What to work on — Count the lines below that contain the word "JSON", and give only that number.

Dataset extract —
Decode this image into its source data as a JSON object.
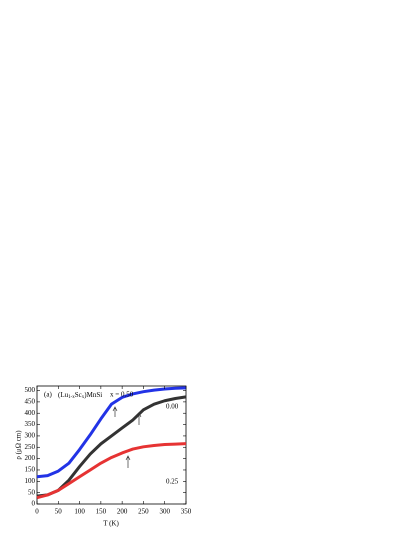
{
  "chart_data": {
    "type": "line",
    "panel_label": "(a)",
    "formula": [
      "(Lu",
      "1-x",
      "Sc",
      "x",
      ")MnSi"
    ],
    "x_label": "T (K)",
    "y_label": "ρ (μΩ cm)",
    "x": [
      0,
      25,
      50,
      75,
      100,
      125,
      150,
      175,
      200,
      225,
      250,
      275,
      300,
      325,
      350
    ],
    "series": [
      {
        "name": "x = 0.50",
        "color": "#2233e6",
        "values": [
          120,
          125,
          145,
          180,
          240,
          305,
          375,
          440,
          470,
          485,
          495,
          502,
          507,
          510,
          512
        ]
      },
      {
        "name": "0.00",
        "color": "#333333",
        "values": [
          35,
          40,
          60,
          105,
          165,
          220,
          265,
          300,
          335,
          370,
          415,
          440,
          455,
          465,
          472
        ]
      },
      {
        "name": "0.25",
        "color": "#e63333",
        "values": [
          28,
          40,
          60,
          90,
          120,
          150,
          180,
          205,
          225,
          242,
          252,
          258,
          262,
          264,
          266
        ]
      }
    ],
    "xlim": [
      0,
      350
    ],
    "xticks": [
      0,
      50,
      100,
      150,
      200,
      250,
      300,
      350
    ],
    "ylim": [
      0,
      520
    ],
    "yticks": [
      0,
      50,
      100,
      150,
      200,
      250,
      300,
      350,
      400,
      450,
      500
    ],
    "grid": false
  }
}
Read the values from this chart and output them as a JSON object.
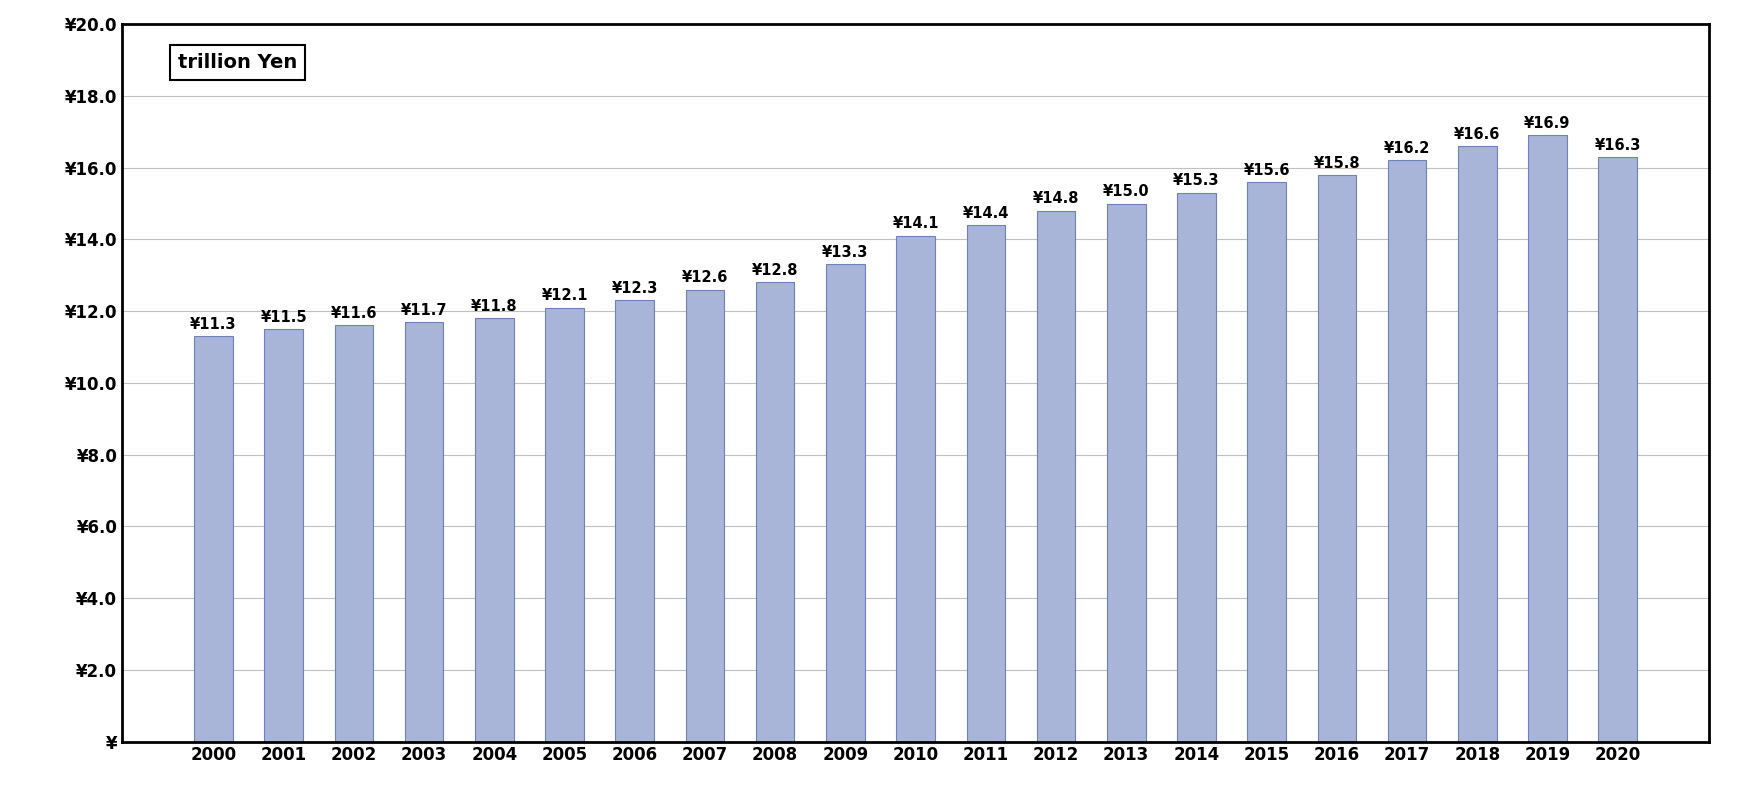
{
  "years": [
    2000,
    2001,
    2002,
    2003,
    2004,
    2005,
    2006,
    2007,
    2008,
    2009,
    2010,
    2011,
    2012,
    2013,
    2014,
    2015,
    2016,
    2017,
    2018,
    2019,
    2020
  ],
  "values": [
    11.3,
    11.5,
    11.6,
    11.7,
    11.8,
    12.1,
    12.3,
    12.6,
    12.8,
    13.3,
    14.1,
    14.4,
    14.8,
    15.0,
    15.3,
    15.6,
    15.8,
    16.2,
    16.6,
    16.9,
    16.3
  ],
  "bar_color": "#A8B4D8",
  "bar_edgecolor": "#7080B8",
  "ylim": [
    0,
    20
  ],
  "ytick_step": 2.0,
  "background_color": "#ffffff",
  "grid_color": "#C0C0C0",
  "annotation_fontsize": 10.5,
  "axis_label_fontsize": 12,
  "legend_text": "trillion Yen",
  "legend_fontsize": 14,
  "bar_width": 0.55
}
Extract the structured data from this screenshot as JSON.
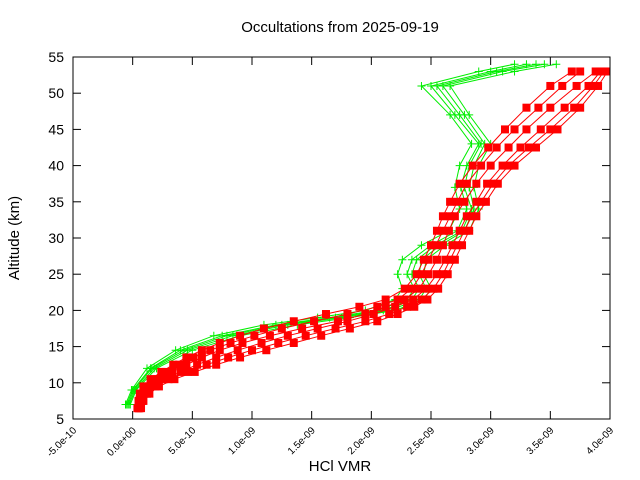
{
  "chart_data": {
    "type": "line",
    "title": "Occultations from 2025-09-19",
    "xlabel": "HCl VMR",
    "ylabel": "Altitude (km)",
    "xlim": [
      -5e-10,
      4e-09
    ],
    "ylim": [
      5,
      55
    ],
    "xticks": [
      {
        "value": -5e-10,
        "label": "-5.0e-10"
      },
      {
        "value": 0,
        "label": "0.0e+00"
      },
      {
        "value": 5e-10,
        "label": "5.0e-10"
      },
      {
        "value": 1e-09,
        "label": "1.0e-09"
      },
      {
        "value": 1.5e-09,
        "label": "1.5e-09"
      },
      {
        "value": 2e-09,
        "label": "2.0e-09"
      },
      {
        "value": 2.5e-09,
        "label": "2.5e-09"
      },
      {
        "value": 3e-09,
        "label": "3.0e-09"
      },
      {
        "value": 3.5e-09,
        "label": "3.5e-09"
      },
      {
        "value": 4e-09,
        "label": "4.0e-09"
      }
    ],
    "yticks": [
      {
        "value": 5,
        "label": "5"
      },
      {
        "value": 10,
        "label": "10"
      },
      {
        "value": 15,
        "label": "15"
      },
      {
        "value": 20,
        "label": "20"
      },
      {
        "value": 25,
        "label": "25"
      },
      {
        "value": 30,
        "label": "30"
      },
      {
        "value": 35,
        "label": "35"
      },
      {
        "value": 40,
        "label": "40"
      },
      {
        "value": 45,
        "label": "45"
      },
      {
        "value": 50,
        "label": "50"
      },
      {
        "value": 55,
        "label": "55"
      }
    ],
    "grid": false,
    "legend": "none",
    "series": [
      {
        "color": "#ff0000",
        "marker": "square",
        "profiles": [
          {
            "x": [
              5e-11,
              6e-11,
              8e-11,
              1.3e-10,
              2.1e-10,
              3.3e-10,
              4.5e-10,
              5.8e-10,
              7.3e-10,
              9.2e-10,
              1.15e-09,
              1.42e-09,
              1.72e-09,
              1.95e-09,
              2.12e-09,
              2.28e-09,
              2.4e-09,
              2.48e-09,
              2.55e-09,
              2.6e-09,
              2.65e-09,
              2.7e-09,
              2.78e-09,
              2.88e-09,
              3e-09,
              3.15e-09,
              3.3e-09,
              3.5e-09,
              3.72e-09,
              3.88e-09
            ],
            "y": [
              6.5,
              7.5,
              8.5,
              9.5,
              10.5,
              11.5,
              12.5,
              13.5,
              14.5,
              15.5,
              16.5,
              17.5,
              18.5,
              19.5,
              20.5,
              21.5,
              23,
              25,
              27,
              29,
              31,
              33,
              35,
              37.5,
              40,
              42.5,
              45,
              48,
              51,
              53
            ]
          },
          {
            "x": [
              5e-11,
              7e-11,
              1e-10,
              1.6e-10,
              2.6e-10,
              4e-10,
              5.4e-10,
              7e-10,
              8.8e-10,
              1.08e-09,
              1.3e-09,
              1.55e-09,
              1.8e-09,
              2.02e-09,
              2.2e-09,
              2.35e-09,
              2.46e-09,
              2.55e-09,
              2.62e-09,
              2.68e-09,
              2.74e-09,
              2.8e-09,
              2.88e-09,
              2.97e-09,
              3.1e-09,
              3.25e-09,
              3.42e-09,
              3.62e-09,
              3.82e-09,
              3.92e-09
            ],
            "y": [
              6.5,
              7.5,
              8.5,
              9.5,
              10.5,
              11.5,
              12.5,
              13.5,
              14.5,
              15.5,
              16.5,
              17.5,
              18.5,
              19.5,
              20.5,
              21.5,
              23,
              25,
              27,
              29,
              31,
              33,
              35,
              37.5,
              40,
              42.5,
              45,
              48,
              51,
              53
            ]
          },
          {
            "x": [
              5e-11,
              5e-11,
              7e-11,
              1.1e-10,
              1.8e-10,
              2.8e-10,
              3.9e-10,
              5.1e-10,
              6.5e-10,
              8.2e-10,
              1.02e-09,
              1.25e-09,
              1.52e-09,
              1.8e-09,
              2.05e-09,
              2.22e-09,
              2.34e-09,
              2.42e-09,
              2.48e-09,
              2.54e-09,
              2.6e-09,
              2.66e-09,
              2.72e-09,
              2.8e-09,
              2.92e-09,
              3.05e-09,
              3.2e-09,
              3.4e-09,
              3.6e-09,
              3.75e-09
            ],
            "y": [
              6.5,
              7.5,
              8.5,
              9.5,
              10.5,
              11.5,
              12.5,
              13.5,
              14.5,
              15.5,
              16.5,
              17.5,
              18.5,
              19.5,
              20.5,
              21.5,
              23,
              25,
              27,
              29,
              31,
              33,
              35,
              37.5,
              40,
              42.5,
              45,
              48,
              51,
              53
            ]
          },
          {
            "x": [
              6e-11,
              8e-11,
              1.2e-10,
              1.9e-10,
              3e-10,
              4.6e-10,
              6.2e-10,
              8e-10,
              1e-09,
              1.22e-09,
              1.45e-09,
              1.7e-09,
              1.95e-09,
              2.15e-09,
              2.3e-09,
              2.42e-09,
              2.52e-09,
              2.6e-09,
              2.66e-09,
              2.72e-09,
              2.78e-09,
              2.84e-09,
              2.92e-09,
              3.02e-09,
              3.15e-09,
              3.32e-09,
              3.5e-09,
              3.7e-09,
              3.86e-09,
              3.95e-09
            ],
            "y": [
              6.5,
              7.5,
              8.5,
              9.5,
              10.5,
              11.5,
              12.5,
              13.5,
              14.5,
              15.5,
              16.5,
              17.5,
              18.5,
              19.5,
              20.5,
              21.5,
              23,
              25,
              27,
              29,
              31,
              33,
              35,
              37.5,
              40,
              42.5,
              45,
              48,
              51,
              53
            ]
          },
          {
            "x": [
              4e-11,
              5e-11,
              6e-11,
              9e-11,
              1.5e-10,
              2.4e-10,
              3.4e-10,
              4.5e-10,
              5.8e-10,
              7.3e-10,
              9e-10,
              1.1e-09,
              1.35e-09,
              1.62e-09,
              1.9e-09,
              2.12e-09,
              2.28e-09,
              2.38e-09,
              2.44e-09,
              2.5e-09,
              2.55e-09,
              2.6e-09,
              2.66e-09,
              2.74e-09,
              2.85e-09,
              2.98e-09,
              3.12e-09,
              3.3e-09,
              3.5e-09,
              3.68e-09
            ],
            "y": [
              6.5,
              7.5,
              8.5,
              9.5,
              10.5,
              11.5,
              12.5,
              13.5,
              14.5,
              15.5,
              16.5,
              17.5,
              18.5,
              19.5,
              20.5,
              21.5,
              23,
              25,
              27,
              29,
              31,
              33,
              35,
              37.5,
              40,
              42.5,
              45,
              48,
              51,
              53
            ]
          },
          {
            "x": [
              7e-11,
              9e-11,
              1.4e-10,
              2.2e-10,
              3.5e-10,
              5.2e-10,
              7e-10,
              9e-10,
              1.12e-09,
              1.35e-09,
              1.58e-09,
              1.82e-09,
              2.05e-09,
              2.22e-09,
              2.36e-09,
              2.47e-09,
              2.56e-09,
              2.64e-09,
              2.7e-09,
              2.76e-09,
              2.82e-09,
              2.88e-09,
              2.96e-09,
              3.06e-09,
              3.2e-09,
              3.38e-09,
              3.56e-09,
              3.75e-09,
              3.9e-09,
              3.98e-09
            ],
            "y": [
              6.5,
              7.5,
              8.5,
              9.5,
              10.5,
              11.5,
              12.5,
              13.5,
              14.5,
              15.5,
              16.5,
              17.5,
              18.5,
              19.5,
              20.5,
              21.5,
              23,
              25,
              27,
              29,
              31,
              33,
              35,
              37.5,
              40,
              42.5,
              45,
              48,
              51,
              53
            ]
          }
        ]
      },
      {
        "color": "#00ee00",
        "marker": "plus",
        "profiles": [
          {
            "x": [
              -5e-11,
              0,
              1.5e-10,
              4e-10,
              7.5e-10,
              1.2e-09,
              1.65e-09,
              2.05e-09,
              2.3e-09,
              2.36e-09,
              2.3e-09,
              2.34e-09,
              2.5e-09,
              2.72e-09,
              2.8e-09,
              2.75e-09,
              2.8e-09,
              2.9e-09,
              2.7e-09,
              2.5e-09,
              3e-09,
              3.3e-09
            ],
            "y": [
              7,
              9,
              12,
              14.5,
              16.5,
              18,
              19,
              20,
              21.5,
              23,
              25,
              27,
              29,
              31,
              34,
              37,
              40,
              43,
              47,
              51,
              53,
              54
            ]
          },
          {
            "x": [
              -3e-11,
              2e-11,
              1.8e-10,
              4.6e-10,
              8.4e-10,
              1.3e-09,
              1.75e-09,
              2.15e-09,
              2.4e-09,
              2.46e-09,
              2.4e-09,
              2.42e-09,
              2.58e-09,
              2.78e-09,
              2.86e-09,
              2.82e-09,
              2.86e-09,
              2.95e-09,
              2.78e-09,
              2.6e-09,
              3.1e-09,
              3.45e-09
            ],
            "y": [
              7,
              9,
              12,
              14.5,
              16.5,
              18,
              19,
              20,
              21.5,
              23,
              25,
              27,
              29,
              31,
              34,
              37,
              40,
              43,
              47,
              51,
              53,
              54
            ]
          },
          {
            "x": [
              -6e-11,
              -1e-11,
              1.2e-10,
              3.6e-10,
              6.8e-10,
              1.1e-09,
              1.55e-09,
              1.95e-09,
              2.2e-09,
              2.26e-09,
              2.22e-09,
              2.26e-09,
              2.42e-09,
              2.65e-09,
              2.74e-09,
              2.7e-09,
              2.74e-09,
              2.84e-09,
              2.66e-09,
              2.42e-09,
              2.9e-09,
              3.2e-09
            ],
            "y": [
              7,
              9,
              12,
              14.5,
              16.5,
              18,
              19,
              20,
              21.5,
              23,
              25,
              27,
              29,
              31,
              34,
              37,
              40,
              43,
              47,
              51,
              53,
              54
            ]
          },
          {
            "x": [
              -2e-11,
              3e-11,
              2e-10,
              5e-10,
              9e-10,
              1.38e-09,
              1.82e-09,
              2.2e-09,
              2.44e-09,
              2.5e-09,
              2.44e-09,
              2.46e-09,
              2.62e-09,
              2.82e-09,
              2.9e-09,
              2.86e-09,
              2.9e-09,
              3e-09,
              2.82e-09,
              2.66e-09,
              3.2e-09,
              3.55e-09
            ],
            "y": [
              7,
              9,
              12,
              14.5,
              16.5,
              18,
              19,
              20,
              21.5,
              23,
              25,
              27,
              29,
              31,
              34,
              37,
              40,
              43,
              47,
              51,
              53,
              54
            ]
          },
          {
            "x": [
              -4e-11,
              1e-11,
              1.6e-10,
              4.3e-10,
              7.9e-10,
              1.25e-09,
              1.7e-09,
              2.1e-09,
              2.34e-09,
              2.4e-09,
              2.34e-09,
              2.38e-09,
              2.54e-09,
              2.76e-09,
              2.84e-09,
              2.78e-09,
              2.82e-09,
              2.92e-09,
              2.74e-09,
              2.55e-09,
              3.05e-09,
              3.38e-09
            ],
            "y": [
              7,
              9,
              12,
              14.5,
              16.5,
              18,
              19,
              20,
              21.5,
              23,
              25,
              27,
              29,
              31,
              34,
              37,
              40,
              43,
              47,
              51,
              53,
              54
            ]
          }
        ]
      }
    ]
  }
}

Exercise response — 3